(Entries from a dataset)
- - -

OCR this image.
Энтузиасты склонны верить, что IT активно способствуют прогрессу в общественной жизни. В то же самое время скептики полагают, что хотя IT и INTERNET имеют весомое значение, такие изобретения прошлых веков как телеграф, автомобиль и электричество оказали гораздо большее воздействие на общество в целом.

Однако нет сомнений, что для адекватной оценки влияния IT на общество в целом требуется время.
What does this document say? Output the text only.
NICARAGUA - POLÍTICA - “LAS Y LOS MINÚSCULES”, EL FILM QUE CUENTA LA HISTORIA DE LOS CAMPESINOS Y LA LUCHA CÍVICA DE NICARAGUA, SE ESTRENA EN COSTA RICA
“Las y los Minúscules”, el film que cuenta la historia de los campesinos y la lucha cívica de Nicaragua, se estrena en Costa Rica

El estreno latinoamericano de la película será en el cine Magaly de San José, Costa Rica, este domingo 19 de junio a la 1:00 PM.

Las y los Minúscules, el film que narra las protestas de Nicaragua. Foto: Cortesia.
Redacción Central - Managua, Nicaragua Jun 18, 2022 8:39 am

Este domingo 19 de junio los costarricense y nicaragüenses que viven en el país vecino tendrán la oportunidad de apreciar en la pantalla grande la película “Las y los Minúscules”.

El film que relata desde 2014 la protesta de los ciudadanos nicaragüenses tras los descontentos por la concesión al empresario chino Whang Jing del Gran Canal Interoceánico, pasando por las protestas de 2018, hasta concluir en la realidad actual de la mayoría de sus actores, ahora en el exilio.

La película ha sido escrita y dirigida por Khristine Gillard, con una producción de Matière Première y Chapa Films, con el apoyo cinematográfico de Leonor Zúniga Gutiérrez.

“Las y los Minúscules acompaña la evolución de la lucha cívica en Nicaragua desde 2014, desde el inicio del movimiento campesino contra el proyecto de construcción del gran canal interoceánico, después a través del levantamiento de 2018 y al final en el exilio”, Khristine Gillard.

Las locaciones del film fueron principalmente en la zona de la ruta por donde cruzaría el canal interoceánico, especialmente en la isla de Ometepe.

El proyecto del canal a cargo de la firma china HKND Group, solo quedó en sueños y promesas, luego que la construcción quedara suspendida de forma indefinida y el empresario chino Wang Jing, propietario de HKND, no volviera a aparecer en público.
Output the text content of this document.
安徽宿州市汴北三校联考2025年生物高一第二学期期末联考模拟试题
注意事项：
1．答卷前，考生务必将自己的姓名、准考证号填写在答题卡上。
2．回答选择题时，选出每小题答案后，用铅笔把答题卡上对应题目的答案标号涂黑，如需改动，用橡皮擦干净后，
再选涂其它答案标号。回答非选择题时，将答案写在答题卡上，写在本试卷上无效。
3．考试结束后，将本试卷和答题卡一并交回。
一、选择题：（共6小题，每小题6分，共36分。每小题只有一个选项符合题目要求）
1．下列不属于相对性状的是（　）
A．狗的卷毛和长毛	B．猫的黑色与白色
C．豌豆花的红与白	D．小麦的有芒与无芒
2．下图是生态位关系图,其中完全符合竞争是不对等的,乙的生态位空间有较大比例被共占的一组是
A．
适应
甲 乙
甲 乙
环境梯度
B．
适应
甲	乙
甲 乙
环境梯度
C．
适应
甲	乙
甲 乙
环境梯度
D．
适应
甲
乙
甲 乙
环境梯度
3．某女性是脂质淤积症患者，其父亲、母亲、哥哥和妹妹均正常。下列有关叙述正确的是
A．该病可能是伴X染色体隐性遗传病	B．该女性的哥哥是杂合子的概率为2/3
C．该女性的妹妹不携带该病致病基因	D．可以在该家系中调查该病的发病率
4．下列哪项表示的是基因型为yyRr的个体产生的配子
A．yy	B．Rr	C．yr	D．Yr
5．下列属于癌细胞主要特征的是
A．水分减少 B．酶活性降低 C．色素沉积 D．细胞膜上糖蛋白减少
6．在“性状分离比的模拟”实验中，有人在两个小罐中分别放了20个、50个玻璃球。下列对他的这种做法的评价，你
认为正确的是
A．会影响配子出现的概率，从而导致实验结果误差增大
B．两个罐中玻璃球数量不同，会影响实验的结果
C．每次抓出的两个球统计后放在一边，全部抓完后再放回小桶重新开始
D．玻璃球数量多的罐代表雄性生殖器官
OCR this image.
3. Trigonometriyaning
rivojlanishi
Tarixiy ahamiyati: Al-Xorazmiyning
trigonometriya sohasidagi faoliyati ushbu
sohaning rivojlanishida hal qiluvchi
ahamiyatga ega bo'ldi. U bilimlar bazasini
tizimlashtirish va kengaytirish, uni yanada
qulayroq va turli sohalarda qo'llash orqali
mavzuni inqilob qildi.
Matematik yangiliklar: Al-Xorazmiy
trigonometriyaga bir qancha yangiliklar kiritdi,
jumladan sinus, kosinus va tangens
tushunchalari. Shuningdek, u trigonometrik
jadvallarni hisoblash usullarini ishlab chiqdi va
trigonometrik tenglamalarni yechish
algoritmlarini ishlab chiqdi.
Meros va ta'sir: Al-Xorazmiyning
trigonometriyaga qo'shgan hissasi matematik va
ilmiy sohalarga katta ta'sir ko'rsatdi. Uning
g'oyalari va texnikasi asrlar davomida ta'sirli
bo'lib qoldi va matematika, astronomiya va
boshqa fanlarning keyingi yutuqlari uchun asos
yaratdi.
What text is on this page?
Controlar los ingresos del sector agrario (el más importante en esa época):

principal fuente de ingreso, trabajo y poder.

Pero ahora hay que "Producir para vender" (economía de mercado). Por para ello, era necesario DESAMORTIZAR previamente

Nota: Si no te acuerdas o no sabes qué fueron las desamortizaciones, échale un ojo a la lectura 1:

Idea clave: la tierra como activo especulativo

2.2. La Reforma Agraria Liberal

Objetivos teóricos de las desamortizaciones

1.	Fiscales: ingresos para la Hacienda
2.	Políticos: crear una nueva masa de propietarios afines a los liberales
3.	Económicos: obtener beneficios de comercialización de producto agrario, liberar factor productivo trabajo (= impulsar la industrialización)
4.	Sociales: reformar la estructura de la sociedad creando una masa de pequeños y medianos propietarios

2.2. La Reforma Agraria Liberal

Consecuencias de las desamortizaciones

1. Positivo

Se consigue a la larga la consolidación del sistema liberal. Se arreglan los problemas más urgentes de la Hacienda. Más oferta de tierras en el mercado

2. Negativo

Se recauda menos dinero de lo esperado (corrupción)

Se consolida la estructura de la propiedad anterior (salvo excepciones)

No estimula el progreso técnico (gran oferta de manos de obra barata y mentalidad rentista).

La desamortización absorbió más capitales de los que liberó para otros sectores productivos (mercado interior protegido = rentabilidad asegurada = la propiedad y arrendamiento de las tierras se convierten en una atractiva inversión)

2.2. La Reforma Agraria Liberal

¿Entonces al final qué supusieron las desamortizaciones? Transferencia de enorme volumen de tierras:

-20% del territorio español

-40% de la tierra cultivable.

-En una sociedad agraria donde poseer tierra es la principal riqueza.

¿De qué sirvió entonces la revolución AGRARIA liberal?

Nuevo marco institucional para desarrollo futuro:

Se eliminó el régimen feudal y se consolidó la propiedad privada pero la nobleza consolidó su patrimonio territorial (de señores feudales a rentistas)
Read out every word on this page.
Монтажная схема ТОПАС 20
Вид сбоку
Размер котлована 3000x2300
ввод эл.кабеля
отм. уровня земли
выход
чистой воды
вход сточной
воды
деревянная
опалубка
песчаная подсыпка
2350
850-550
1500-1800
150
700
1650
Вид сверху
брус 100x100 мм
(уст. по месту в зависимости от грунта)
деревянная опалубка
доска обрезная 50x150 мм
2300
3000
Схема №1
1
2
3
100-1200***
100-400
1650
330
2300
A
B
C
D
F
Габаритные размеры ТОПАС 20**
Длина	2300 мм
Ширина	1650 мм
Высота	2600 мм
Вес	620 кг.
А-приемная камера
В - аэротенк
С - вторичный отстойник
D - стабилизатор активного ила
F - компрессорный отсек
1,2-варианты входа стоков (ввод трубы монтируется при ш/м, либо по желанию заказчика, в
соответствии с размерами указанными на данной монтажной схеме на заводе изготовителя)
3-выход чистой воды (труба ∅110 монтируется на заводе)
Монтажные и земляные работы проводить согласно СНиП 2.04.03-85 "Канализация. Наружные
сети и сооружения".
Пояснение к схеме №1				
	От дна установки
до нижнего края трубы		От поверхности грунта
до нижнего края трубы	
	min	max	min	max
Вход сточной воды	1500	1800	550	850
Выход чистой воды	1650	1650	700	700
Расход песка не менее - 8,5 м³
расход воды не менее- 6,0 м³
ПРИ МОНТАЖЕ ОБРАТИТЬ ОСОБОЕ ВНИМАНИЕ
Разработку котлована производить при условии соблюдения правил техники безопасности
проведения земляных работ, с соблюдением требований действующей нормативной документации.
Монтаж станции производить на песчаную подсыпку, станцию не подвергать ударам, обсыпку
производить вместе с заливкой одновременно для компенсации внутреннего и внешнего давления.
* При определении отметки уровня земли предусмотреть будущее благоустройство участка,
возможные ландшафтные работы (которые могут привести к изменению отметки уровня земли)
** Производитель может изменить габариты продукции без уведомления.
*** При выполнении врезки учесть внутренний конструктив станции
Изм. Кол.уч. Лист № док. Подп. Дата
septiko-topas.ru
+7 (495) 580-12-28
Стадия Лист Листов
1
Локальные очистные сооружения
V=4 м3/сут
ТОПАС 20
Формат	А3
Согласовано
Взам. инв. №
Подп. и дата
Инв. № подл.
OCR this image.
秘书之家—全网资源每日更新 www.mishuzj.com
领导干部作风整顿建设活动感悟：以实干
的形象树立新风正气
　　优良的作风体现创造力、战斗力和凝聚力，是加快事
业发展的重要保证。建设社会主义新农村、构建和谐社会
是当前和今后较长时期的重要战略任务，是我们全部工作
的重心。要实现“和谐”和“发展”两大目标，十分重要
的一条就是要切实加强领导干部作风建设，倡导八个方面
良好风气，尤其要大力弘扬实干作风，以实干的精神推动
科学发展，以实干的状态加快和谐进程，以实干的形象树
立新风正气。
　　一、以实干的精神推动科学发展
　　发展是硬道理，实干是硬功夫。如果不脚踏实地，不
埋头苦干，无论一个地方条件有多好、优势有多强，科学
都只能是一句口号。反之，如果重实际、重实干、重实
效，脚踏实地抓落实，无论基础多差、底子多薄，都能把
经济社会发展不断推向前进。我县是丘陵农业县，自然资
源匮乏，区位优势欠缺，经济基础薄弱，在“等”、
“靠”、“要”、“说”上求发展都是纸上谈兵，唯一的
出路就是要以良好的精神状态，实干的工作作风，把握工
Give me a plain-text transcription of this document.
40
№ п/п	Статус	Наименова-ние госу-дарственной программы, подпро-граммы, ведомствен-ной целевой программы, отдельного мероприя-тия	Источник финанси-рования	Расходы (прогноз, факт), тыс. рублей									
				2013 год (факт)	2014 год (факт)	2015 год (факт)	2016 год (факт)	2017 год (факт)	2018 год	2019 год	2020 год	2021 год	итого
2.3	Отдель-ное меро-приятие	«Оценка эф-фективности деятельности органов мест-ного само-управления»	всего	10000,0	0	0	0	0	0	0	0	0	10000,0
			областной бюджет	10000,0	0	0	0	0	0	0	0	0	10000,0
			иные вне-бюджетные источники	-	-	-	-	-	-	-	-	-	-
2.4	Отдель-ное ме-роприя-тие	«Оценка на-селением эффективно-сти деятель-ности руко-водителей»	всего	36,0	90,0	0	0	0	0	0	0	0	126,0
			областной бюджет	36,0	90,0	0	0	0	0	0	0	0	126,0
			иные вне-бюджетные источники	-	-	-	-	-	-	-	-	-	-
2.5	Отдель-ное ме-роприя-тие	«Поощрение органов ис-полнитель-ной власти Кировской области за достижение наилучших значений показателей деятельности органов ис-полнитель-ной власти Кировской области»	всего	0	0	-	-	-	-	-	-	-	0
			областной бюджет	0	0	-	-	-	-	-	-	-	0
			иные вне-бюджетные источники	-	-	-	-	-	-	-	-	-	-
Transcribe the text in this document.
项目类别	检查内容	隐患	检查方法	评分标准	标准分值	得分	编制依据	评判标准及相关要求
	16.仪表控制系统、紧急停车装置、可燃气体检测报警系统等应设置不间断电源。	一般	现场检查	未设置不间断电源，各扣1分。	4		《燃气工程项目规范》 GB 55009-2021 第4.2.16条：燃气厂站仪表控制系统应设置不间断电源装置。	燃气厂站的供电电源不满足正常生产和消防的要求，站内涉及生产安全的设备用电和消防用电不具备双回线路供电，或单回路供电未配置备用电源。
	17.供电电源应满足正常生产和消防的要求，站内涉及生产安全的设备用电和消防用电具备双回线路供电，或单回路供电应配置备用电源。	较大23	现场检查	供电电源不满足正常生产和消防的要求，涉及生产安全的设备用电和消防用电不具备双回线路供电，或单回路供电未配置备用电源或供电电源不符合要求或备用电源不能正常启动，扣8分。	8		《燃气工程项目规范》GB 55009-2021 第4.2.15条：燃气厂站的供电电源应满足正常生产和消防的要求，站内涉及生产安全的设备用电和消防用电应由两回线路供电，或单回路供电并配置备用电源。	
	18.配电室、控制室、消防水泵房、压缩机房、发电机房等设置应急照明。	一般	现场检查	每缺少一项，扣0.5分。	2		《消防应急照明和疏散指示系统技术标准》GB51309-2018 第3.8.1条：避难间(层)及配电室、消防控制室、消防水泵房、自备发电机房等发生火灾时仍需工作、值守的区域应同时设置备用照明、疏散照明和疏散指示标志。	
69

- - -

What to work on:
Which lines contain the word "трубы"? Return each of them.

Response to the exercise:
1,2-варианты входа стоков (ввод трубы монтируется при ш/м, либо по желанию заказчика, в
до нижнего края трубы		От поверхности грунта
до нижнего края трубы	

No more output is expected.